Stored data entries:
= = = = =

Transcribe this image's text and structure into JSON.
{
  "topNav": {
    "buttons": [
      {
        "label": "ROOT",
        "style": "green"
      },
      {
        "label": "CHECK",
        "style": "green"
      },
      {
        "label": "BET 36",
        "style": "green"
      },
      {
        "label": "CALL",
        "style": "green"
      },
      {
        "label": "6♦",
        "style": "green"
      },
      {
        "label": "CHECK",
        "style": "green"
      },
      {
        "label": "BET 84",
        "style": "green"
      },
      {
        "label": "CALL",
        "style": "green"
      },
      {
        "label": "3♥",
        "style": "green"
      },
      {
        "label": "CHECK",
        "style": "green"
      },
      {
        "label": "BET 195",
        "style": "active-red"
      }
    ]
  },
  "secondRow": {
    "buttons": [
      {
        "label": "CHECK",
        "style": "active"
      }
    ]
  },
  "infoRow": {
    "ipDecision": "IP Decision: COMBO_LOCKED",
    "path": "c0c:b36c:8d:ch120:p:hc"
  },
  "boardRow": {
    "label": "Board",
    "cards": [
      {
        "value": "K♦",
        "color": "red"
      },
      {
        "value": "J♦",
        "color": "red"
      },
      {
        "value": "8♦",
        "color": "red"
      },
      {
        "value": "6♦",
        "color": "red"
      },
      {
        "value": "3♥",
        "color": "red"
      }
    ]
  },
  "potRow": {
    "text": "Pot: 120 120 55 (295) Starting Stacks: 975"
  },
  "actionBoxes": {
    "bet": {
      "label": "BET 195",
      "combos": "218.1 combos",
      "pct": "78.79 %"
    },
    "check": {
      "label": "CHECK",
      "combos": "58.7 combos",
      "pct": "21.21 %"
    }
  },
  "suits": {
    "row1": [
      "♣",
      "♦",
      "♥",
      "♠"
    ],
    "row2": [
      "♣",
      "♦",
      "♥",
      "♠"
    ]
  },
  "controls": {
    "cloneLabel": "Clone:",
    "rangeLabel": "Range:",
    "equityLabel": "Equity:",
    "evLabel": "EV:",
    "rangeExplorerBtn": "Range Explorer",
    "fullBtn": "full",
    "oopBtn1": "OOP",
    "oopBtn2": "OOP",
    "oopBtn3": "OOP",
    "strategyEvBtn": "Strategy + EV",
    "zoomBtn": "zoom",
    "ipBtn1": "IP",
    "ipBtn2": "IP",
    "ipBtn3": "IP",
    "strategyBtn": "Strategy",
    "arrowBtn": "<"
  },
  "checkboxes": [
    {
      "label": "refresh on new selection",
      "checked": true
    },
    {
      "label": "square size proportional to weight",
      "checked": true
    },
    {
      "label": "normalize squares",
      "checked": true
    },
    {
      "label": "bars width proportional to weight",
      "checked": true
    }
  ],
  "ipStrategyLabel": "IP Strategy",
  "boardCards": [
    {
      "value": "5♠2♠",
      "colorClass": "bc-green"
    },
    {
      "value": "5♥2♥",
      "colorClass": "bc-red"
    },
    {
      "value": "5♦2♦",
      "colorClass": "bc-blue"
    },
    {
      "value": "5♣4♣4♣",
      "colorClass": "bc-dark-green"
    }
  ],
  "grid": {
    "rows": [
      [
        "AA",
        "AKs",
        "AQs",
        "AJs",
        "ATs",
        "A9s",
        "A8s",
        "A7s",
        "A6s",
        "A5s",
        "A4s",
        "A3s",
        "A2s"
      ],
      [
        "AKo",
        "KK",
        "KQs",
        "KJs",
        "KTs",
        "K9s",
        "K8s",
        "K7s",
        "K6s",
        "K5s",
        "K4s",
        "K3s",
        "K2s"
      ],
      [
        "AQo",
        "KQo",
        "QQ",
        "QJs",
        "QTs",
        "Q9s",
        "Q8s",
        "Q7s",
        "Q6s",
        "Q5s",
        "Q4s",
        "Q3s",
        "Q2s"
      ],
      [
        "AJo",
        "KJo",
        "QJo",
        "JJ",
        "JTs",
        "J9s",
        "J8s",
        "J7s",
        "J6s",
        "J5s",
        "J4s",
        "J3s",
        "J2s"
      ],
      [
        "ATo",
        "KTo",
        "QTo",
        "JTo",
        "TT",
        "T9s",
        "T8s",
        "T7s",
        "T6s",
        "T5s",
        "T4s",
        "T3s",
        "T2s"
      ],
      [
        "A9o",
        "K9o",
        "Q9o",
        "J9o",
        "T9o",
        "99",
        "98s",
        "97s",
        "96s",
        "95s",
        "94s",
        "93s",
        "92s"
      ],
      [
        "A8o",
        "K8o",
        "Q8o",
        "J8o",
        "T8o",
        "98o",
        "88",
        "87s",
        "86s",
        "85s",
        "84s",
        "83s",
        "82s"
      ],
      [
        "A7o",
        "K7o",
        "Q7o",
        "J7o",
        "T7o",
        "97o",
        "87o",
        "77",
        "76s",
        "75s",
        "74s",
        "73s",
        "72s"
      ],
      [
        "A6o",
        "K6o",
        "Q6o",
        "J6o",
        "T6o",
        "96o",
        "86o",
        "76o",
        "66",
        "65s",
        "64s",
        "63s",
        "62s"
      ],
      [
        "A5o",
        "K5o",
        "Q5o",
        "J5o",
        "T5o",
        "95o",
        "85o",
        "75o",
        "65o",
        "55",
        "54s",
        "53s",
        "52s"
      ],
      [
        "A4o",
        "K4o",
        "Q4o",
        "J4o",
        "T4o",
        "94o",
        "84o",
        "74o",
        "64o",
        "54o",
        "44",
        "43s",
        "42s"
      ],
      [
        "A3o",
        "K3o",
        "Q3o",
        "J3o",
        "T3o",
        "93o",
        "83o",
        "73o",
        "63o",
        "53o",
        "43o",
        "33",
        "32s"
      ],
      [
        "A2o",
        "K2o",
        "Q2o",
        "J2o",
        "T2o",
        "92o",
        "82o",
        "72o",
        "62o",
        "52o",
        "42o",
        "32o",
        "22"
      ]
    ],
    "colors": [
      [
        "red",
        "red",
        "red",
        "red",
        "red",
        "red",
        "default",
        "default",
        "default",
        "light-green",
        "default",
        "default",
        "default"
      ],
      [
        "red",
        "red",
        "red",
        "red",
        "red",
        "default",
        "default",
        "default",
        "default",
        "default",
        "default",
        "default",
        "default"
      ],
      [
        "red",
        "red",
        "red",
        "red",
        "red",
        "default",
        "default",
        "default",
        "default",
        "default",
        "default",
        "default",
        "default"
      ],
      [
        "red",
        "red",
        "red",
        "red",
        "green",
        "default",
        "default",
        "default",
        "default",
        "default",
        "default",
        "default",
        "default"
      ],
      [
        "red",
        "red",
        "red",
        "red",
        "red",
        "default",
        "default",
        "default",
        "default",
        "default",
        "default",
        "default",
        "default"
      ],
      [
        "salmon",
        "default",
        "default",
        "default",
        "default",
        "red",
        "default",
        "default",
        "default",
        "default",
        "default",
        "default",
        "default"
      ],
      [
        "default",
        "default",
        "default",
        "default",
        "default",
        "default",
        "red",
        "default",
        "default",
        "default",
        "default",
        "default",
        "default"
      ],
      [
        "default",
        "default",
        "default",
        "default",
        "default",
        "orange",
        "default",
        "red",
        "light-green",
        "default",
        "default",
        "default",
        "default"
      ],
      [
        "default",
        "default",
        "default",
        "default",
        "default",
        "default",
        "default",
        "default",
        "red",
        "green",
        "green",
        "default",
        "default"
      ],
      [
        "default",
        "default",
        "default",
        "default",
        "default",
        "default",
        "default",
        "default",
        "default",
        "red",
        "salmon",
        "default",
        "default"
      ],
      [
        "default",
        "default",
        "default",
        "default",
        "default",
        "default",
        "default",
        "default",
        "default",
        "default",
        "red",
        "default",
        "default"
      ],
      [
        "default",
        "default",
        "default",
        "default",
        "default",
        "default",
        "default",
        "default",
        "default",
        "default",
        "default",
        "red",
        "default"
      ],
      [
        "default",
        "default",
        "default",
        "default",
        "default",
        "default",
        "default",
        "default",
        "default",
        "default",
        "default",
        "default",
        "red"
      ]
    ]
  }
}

= = = = =

The exercise
Pick out the lines above containing the word "proportional", then copy them.

Correct output
      "label": "square size proportional to weight",
      "label": "bars width proportional to weight",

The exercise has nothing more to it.